►

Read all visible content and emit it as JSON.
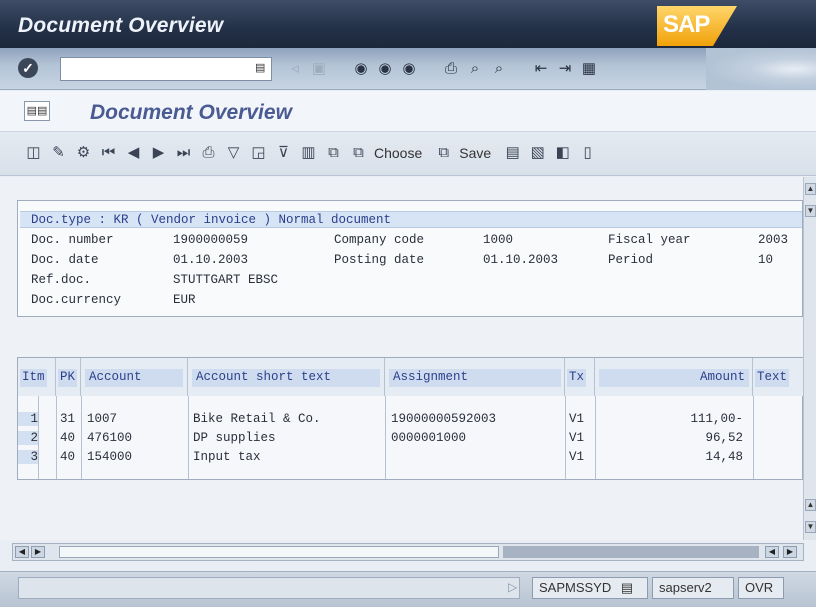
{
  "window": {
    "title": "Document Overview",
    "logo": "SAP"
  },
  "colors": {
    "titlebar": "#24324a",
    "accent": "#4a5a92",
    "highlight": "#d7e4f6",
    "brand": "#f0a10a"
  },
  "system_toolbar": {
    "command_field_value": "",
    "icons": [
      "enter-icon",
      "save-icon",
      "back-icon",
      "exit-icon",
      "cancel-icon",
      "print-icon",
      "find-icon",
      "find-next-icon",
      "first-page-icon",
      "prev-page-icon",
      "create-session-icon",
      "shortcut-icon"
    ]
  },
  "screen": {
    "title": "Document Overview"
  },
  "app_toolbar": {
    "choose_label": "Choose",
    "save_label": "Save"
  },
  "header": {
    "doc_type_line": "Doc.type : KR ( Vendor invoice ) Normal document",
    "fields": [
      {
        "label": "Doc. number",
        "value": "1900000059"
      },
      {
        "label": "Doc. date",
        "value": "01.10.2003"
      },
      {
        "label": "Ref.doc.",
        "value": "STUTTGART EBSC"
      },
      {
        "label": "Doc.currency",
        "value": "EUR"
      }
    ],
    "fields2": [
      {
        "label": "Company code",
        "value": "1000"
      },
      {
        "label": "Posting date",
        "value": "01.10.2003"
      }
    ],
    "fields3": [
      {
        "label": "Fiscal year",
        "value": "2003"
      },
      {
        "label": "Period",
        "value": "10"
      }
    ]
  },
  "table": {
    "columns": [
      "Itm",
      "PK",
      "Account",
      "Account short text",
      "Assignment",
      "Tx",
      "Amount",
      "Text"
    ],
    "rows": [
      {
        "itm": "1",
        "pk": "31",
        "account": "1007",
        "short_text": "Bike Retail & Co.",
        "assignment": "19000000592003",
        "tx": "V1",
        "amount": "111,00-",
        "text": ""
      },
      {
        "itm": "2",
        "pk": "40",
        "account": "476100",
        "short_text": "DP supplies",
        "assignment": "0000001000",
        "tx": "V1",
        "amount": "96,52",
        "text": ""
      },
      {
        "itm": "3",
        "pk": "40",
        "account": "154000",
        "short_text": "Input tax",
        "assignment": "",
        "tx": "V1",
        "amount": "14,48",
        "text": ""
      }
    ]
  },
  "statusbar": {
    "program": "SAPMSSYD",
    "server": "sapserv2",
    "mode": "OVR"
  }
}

◄

**Work required:** Copy the records above exactly. The pictures are not part of the copy.

**Result of the task:**
Read all visible content and emit it as JSON.
{
  "window": {
    "title": "Document Overview",
    "logo": "SAP"
  },
  "colors": {
    "titlebar": "#24324a",
    "accent": "#4a5a92",
    "highlight": "#d7e4f6",
    "brand": "#f0a10a"
  },
  "system_toolbar": {
    "command_field_value": "",
    "icons": [
      "enter-icon",
      "save-icon",
      "back-icon",
      "exit-icon",
      "cancel-icon",
      "print-icon",
      "find-icon",
      "find-next-icon",
      "first-page-icon",
      "prev-page-icon",
      "create-session-icon",
      "shortcut-icon"
    ]
  },
  "screen": {
    "title": "Document Overview"
  },
  "app_toolbar": {
    "choose_label": "Choose",
    "save_label": "Save"
  },
  "header": {
    "doc_type_line": "Doc.type : KR ( Vendor invoice ) Normal document",
    "fields": [
      {
        "label": "Doc. number",
        "value": "1900000059"
      },
      {
        "label": "Doc. date",
        "value": "01.10.2003"
      },
      {
        "label": "Ref.doc.",
        "value": "STUTTGART EBSC"
      },
      {
        "label": "Doc.currency",
        "value": "EUR"
      }
    ],
    "fields2": [
      {
        "label": "Company code",
        "value": "1000"
      },
      {
        "label": "Posting date",
        "value": "01.10.2003"
      }
    ],
    "fields3": [
      {
        "label": "Fiscal year",
        "value": "2003"
      },
      {
        "label": "Period",
        "value": "10"
      }
    ]
  },
  "table": {
    "columns": [
      "Itm",
      "PK",
      "Account",
      "Account short text",
      "Assignment",
      "Tx",
      "Amount",
      "Text"
    ],
    "rows": [
      {
        "itm": "1",
        "pk": "31",
        "account": "1007",
        "short_text": "Bike Retail & Co.",
        "assignment": "19000000592003",
        "tx": "V1",
        "amount": "111,00-",
        "text": ""
      },
      {
        "itm": "2",
        "pk": "40",
        "account": "476100",
        "short_text": "DP supplies",
        "assignment": "0000001000",
        "tx": "V1",
        "amount": "96,52",
        "text": ""
      },
      {
        "itm": "3",
        "pk": "40",
        "account": "154000",
        "short_text": "Input tax",
        "assignment": "",
        "tx": "V1",
        "amount": "14,48",
        "text": ""
      }
    ]
  },
  "statusbar": {
    "program": "SAPMSSYD",
    "server": "sapserv2",
    "mode": "OVR"
  }
}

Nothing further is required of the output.